[BEGIN]

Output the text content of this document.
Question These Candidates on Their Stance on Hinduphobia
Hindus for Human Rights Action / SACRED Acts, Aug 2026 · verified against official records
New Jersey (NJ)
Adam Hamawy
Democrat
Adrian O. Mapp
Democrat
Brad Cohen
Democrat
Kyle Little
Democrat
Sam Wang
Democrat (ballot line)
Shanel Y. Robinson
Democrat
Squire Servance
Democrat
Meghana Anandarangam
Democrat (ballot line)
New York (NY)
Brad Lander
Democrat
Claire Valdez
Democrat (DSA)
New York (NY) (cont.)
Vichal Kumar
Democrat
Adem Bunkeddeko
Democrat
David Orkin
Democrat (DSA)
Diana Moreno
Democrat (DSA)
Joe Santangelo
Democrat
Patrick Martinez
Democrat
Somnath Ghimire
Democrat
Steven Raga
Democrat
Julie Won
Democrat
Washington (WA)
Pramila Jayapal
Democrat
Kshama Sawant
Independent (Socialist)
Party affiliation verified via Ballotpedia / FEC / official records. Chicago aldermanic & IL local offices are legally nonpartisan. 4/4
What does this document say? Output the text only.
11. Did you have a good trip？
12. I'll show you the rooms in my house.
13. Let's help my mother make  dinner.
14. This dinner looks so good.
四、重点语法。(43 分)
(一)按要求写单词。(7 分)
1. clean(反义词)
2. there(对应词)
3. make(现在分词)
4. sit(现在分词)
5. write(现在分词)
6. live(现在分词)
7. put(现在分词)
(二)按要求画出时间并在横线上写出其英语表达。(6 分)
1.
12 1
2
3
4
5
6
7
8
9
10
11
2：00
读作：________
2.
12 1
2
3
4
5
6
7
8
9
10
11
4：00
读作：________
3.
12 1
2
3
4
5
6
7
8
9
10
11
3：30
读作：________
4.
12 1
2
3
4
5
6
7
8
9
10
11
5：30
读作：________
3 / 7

[END]
[BEGIN]

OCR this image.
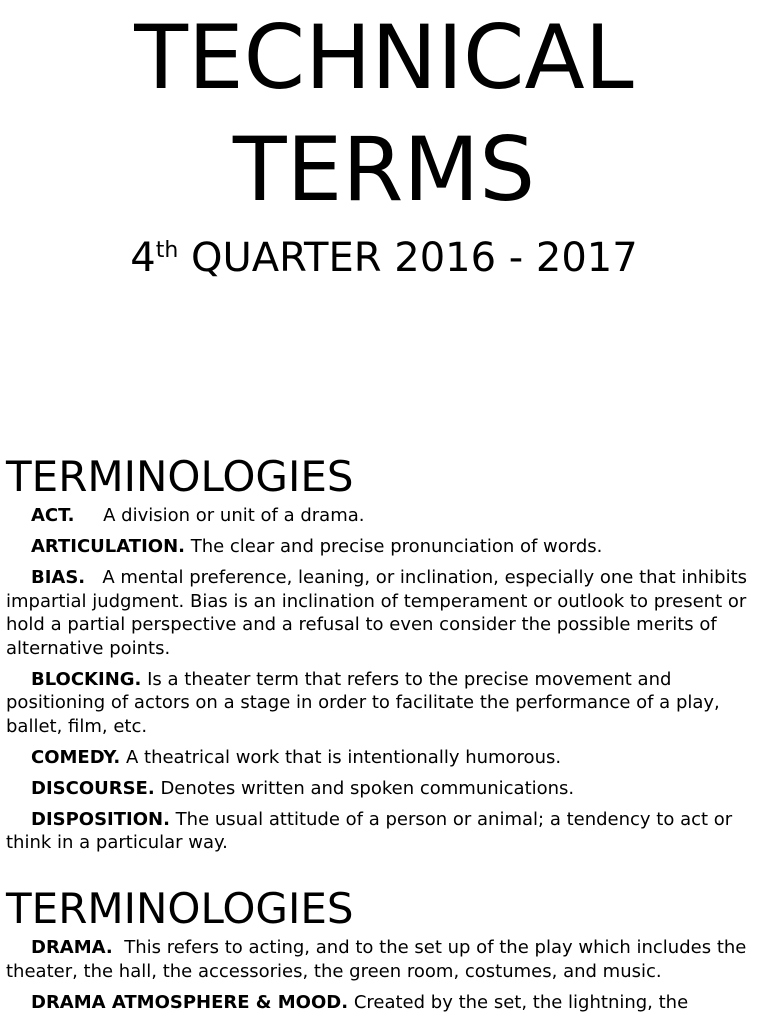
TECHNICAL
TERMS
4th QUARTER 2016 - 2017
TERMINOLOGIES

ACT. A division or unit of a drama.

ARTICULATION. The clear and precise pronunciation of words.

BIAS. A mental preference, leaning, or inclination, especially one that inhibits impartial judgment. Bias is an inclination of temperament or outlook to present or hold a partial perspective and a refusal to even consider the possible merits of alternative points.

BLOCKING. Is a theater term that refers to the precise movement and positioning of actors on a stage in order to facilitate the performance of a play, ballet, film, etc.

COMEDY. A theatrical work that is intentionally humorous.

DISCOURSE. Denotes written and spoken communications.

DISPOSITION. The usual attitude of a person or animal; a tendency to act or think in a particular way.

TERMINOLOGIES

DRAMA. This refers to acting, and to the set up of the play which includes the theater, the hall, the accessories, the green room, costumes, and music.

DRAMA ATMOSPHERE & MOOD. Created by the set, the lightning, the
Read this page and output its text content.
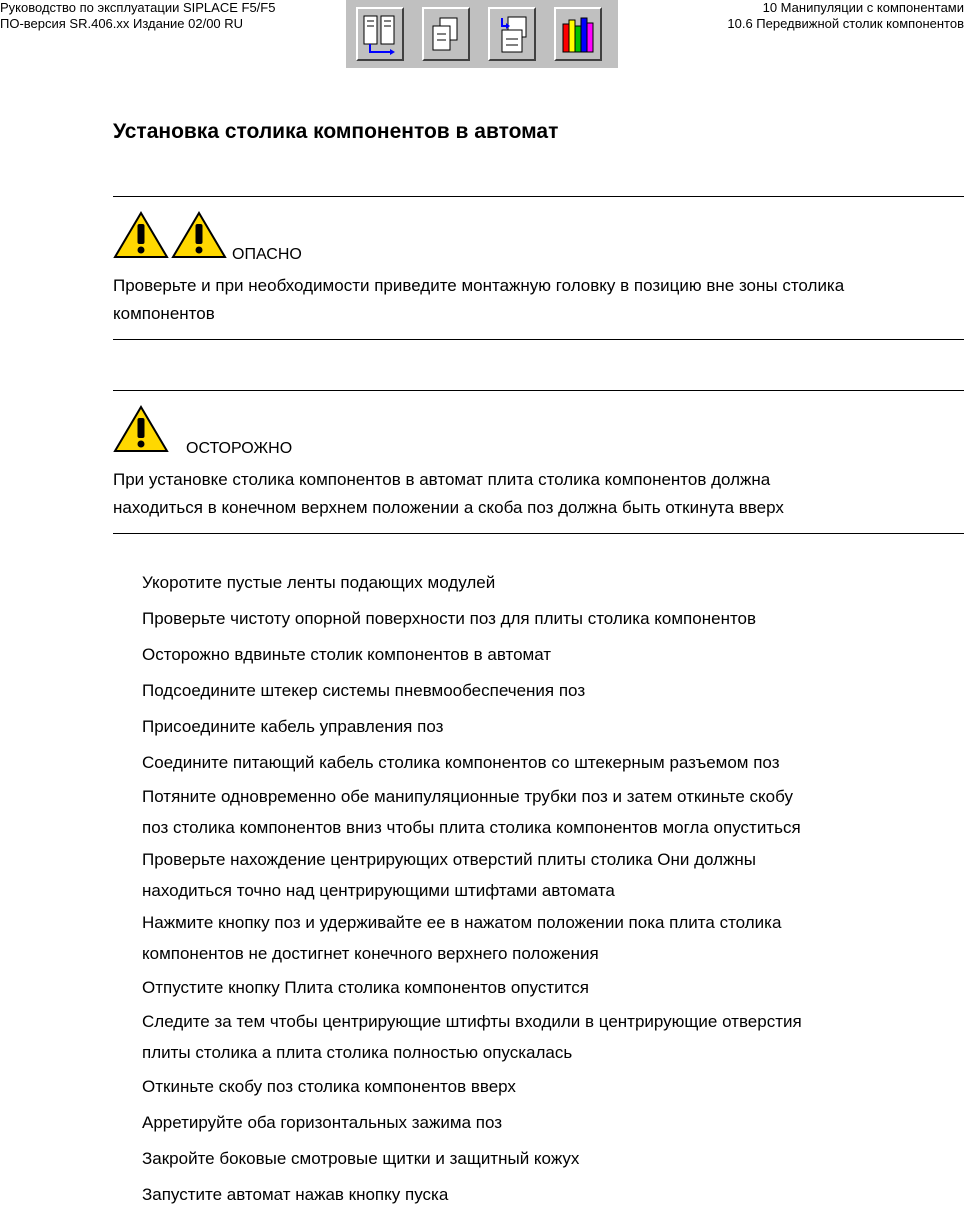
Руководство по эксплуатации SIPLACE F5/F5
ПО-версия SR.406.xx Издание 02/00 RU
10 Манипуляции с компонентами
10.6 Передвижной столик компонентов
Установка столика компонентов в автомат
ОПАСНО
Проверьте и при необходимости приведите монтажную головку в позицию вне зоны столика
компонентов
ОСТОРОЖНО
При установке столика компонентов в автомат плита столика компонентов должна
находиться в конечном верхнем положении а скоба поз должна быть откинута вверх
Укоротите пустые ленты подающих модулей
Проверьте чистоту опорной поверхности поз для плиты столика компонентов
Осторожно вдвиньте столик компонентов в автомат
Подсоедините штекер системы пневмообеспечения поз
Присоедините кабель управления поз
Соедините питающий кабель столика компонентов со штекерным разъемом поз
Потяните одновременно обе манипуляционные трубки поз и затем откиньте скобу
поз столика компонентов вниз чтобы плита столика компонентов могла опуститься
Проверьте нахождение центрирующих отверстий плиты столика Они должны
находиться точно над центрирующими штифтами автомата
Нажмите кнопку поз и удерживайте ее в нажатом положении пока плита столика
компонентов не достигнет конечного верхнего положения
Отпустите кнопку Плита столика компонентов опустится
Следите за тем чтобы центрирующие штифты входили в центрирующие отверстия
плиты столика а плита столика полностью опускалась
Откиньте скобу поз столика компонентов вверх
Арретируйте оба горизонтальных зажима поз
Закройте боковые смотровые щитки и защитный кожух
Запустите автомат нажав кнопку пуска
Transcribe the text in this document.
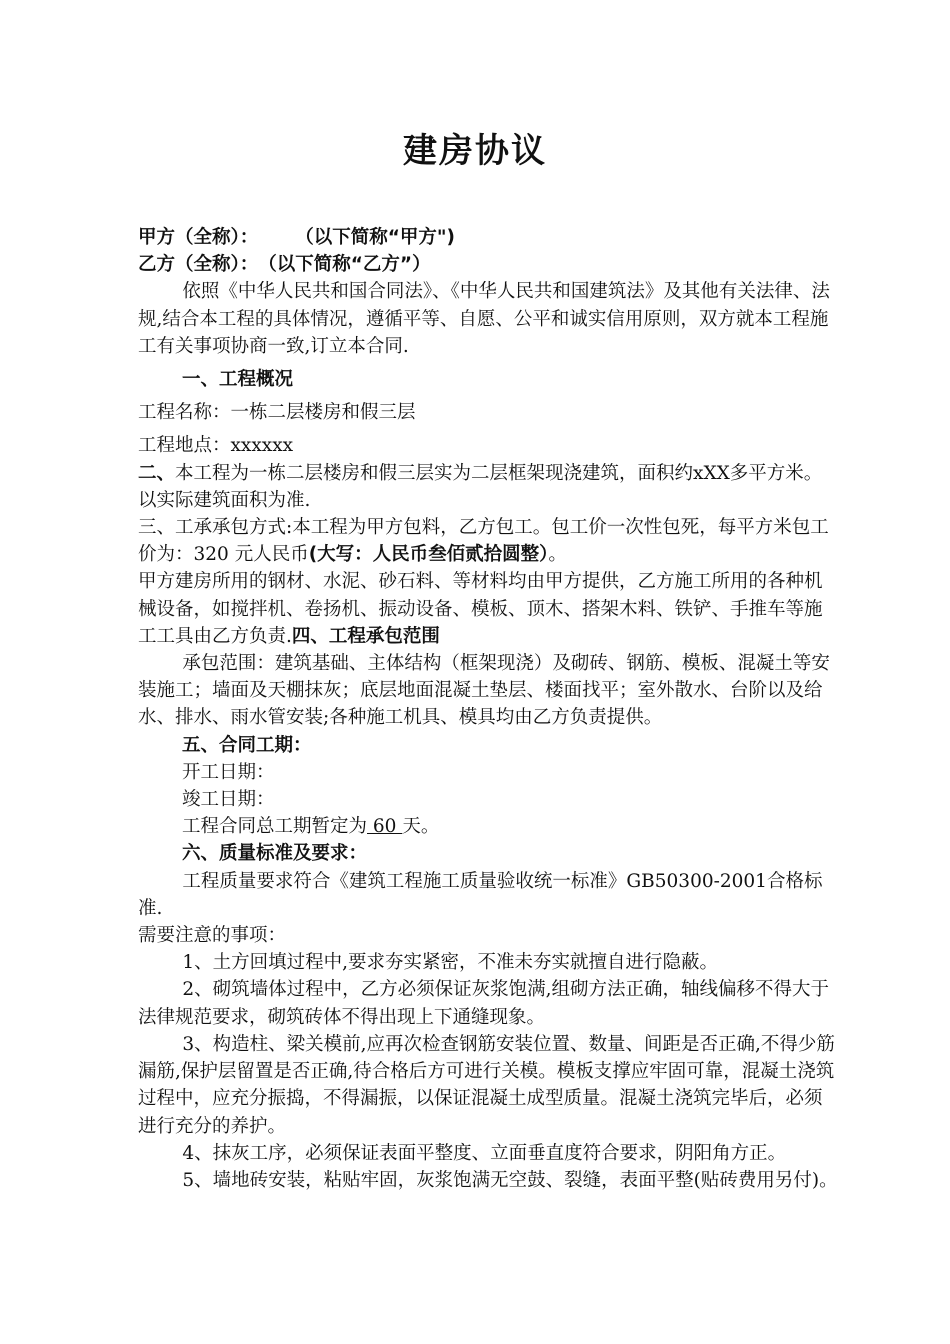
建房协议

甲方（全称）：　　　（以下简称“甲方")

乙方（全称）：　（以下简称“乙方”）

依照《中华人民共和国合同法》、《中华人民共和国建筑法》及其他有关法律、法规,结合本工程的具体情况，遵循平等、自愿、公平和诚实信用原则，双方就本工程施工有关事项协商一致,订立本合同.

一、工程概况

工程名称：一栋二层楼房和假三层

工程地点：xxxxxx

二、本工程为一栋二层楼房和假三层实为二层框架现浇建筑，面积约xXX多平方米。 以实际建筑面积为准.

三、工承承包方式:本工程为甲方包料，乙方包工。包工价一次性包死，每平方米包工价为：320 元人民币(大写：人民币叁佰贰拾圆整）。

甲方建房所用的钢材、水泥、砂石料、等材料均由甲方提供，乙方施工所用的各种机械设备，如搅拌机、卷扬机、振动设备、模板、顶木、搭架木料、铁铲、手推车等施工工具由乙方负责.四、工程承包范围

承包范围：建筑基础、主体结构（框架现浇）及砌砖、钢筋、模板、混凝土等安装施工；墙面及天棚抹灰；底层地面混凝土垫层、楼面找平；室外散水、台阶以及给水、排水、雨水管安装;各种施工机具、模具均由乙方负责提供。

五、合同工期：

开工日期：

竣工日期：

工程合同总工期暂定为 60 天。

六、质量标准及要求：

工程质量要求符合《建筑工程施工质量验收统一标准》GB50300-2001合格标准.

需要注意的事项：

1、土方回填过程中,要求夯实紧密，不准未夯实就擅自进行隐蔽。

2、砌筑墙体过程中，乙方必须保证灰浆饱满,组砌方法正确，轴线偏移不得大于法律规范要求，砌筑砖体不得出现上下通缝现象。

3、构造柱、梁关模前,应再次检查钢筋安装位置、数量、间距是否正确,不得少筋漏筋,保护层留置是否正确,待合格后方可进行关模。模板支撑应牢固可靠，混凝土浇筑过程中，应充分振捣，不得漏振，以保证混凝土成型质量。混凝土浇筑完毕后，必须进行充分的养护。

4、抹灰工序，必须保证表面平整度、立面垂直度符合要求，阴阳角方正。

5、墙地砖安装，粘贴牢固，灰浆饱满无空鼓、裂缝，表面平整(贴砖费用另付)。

[END]

• PROBLEM REQUIREMENTS: Go through the records above and copy every line with the word "положении".

• SOLVED EXERCISE:
находиться в конечном верхнем положении а скоба поз должна быть откинута вверх
Нажмите кнопку поз и удерживайте ее в нажатом положении пока плита столика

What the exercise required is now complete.